PROBLEM DETAILS: For every line in the records that has the word "JSON", make a copy.

THE DATA:
▬▬▬▬▬▬▬▬▬▬
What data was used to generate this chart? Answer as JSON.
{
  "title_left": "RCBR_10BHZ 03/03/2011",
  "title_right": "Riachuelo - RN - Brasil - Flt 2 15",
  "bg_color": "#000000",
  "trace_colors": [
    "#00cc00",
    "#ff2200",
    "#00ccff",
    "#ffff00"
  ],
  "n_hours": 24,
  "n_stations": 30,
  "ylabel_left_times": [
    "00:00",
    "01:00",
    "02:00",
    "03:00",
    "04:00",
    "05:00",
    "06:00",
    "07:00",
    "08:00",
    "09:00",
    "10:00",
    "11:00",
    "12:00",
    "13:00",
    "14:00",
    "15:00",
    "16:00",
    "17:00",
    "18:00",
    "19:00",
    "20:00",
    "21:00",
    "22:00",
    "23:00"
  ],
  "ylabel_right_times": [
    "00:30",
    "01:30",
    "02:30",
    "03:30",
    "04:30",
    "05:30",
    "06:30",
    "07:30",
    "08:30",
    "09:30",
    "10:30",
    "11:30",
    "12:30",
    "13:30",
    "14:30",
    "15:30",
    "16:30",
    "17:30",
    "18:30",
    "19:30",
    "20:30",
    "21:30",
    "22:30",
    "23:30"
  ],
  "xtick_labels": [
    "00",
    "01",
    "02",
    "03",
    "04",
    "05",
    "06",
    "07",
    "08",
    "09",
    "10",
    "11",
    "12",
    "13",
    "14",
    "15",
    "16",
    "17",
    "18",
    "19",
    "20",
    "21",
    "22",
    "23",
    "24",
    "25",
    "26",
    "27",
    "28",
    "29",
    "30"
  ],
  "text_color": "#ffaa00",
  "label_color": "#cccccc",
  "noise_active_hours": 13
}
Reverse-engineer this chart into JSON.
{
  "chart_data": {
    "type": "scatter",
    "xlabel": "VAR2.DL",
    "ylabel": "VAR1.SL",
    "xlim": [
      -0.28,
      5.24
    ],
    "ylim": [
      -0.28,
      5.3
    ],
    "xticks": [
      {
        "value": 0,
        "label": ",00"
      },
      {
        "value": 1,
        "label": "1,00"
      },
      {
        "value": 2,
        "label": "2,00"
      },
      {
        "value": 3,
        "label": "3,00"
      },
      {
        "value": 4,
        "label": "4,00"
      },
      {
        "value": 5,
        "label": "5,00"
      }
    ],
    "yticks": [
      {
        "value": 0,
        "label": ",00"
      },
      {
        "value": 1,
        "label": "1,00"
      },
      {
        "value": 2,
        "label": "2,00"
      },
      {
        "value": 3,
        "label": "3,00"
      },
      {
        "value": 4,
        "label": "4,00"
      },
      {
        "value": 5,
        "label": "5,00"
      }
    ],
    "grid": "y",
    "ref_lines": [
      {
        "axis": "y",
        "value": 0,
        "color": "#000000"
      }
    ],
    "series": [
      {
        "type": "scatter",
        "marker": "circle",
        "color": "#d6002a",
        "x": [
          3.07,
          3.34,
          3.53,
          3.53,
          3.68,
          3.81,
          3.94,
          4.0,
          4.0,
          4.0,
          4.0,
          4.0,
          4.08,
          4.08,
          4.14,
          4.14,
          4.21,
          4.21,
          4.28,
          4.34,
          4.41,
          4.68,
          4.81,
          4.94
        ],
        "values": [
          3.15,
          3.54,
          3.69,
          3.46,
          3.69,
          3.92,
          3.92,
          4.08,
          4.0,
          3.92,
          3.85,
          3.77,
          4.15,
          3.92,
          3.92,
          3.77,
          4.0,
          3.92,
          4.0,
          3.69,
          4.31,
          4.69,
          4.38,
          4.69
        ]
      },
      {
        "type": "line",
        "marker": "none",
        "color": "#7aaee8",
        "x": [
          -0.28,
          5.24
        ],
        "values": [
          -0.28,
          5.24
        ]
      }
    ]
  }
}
▬▬▬▬▬▬▬▬▬▬
REPLY TO THE EXERCISE:
What data was used to generate this chart? Answer as JSON.
Reverse-engineer this chart into JSON.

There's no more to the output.